*RECORDS FOR THIS EXERCISE*:
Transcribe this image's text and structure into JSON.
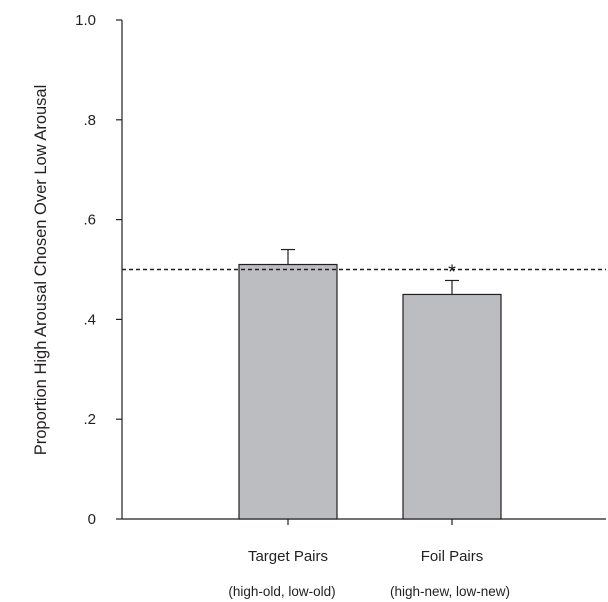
{
  "chart_data": {
    "type": "bar",
    "title": "",
    "xlabel": "",
    "ylabel": "Proportion High Arousal Chosen Over Low Arousal",
    "ylim": [
      0,
      1.0
    ],
    "yticks": [
      0,
      0.2,
      0.4,
      0.6,
      0.8,
      1.0
    ],
    "ytick_labels": [
      "0",
      ".2",
      ".4",
      ".6",
      ".8",
      "1.0"
    ],
    "categories": [
      "Target Pairs",
      "Foil Pairs"
    ],
    "subcategories": [
      "(high-old, low-old)",
      "(high-new, low-new)"
    ],
    "values": [
      0.51,
      0.45
    ],
    "errors": [
      0.03,
      0.028
    ],
    "reference_line": 0.5,
    "significance": [
      "",
      "*"
    ],
    "grid": false,
    "bar_color": "#bcbdc0",
    "outline_color": "#231f20"
  }
}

*SHORT EXERCISE*: Output every entry word for word, but omit the pictures.

*ANSWER BELOW*:
Transcribe this image's text and structure into JSON.
{
  "chart_data": {
    "type": "bar",
    "title": "",
    "xlabel": "",
    "ylabel": "Proportion High Arousal Chosen Over Low Arousal",
    "ylim": [
      0,
      1.0
    ],
    "yticks": [
      0,
      0.2,
      0.4,
      0.6,
      0.8,
      1.0
    ],
    "ytick_labels": [
      "0",
      ".2",
      ".4",
      ".6",
      ".8",
      "1.0"
    ],
    "categories": [
      "Target Pairs",
      "Foil Pairs"
    ],
    "subcategories": [
      "(high-old, low-old)",
      "(high-new, low-new)"
    ],
    "values": [
      0.51,
      0.45
    ],
    "errors": [
      0.03,
      0.028
    ],
    "reference_line": 0.5,
    "significance": [
      "",
      "*"
    ],
    "grid": false,
    "bar_color": "#bcbdc0",
    "outline_color": "#231f20"
  }
}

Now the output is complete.